**Requirements**
Lines containing the word "представление" are to be located and copied.

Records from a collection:
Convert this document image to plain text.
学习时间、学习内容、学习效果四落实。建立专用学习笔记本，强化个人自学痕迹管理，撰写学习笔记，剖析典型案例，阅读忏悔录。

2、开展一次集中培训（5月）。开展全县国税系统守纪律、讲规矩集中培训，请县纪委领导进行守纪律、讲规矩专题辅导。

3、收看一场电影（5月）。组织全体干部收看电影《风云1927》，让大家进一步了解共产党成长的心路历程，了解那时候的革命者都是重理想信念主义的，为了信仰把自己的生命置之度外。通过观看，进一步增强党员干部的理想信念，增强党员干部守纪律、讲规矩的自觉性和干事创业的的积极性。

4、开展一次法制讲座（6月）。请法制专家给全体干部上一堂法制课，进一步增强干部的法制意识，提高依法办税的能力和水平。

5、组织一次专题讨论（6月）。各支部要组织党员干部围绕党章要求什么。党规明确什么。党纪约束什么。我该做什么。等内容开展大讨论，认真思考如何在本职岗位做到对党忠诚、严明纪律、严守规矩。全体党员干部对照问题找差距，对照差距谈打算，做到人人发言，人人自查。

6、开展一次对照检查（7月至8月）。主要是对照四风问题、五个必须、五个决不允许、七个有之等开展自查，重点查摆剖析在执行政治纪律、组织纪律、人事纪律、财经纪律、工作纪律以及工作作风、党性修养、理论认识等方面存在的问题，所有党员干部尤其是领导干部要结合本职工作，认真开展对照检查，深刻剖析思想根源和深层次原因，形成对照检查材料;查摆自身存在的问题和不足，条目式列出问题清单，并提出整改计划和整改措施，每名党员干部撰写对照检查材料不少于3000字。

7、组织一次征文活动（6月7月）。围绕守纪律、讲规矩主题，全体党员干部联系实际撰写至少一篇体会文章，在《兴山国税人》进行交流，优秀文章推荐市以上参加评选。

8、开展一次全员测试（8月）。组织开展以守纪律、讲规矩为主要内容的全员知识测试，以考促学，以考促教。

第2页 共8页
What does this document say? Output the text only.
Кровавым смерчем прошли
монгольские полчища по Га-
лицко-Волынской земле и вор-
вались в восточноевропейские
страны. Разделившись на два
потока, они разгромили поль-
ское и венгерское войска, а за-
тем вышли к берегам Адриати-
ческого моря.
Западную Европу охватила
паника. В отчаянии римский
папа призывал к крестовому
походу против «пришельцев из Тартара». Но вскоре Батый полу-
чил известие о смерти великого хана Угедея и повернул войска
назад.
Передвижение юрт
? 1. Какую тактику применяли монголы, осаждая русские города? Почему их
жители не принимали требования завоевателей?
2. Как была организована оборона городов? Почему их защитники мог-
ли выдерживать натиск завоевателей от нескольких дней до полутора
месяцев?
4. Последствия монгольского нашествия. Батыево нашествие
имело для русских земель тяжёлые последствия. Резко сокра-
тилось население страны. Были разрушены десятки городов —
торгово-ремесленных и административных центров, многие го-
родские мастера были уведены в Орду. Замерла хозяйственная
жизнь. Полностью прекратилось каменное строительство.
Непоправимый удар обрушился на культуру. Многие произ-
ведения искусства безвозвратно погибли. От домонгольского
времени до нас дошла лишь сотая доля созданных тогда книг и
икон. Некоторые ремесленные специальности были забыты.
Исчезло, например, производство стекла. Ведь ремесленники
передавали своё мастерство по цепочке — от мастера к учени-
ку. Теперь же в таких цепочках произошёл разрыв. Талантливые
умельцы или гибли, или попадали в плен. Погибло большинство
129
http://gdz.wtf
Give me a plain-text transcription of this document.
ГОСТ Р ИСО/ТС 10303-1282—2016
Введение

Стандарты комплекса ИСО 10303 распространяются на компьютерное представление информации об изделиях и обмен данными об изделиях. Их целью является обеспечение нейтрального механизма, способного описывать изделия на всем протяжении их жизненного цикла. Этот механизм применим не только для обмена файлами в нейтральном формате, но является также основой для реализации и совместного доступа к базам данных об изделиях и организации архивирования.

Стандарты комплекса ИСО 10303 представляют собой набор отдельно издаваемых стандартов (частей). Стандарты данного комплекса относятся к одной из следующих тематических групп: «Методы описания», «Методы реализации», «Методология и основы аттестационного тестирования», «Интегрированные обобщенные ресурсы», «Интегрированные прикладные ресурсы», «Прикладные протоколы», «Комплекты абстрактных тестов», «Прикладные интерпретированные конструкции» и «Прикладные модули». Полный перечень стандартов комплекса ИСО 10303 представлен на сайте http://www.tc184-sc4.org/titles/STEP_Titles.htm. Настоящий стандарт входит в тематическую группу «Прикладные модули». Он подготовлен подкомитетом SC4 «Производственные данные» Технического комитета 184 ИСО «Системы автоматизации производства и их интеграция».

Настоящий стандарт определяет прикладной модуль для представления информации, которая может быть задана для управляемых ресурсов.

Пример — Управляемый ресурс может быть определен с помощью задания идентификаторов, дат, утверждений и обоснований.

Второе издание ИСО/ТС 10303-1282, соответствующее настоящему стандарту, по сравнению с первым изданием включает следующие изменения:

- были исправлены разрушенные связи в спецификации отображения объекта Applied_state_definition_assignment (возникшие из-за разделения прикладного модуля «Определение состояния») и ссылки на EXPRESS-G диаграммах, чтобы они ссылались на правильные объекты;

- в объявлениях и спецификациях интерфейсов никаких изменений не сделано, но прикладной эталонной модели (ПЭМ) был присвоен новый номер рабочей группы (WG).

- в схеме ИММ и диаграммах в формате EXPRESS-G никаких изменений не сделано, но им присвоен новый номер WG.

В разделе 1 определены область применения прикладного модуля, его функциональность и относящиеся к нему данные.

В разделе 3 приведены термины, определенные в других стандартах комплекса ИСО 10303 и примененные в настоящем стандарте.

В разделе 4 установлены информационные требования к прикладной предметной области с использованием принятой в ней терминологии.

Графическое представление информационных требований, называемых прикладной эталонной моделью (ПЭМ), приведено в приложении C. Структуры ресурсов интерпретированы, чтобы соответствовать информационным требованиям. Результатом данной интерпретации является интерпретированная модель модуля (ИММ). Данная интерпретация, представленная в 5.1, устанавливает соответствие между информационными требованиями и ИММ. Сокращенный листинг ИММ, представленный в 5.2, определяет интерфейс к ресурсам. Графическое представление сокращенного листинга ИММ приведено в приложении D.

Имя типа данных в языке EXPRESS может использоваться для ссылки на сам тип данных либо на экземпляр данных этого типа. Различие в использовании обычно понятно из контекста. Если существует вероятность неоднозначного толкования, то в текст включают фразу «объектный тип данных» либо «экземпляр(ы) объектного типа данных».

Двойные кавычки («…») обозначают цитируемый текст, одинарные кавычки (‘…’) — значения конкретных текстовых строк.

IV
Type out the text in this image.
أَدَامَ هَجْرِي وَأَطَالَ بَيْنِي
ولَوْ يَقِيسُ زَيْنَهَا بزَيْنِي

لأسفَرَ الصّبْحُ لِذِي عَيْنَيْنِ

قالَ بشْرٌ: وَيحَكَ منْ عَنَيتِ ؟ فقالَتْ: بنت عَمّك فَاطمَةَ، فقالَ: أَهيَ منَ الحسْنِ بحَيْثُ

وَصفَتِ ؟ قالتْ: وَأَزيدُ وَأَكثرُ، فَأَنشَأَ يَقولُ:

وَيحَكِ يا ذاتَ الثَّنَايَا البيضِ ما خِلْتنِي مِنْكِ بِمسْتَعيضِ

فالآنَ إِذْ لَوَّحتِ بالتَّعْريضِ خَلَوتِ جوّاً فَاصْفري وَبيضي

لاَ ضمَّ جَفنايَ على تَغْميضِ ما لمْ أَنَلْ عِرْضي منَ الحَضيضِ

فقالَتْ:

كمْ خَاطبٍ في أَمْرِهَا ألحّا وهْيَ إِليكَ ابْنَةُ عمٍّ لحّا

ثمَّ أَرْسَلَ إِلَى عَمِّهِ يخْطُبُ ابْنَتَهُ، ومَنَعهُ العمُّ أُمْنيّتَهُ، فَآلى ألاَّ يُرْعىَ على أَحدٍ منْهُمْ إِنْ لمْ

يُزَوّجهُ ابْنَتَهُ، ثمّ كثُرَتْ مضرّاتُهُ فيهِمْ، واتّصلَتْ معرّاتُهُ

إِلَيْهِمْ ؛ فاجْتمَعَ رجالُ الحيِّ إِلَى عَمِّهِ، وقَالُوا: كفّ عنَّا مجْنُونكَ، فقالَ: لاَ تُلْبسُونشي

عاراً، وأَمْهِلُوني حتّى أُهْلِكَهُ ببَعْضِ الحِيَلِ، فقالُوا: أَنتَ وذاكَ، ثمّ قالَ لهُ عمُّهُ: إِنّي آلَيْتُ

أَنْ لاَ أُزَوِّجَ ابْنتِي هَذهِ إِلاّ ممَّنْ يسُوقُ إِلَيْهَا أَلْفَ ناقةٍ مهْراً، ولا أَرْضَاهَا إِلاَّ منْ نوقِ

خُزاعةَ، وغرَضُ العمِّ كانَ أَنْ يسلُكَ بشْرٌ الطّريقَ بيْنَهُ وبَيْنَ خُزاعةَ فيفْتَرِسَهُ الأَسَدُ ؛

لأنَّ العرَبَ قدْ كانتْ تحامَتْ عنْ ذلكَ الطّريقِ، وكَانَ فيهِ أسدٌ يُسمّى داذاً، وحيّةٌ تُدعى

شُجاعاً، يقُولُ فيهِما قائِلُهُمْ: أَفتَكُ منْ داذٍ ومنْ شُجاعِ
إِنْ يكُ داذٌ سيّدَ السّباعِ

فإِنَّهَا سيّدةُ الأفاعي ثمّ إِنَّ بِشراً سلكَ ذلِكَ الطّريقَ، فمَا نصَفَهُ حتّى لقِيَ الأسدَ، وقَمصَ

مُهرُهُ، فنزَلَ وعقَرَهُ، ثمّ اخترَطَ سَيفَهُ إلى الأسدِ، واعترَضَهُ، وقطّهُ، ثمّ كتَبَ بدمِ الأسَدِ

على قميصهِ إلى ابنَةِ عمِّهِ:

**Task output**
Стандарты комплекса ИСО 10303 распространяются на компьютерное представление информации об изделиях и обмен данными об изделиях. Их целью является обеспечение нейтрального механизма, способного описывать изделия на всем протяжении их жизненного цикла. Этот механизм применим не только для обмена файлами в нейтральном формате, но является также основой для реализации и совместного доступа к базам данных об изделиях и организации архивирования.
Графическое представление информационных требований, называемых прикладной эталонной моделью (ПЭМ), приведено в приложении C. Структуры ресурсов интерпретированы, чтобы соответствовать информационным требованиям. Результатом данной интерпретации является интерпретированная модель модуля (ИММ). Данная интерпретация, представленная в 5.1, устанавливает соответствие между информационными требованиями и ИММ. Сокращенный листинг ИММ, представленный в 5.2, определяет интерфейс к ресурсам. Графическое представление сокращенного листинга ИММ приведено в приложении D.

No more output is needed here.